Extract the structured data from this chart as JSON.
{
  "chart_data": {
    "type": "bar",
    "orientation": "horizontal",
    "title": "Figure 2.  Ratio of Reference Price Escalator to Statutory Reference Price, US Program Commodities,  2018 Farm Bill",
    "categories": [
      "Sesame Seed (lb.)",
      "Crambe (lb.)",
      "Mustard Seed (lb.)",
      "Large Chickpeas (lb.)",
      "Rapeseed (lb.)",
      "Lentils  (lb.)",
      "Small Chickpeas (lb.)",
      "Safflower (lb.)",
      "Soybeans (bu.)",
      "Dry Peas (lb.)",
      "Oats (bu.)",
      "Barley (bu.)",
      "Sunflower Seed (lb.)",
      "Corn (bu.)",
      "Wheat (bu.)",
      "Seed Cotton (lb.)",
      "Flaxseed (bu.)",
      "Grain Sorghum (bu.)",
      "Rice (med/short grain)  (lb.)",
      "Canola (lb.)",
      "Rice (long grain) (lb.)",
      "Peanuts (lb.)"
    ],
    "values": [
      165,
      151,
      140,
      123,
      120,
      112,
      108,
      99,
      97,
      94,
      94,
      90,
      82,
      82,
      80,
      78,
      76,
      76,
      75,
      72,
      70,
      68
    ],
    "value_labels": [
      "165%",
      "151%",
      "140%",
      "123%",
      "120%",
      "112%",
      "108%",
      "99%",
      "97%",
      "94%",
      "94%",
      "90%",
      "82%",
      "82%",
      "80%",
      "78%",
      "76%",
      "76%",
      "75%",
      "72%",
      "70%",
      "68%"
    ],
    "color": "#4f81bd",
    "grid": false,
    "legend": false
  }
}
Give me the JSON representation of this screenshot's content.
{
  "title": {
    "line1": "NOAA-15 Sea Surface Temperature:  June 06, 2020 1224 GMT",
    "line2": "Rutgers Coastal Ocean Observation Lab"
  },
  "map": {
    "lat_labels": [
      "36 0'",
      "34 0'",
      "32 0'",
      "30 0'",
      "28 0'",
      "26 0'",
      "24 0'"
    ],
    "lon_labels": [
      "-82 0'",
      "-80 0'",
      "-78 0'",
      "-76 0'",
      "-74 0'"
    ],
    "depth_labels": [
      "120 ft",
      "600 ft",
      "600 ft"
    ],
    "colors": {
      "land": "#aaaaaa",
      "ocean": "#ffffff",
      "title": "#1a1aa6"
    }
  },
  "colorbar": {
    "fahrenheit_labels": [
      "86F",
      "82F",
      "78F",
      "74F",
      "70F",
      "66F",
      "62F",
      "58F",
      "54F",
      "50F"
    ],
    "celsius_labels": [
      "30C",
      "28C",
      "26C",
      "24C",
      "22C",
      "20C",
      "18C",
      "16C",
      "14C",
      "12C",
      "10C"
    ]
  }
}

::::::::

Work to do: Your task is to gather every line with the word "title" and copy it.

Solution to this exercise:
    "title": "Figure 2.  Ratio of Reference Price Escalator to Statutory Reference Price, US Program Commodities,  2018 Farm Bill",
  "title": {
      "title": "#1a1aa6"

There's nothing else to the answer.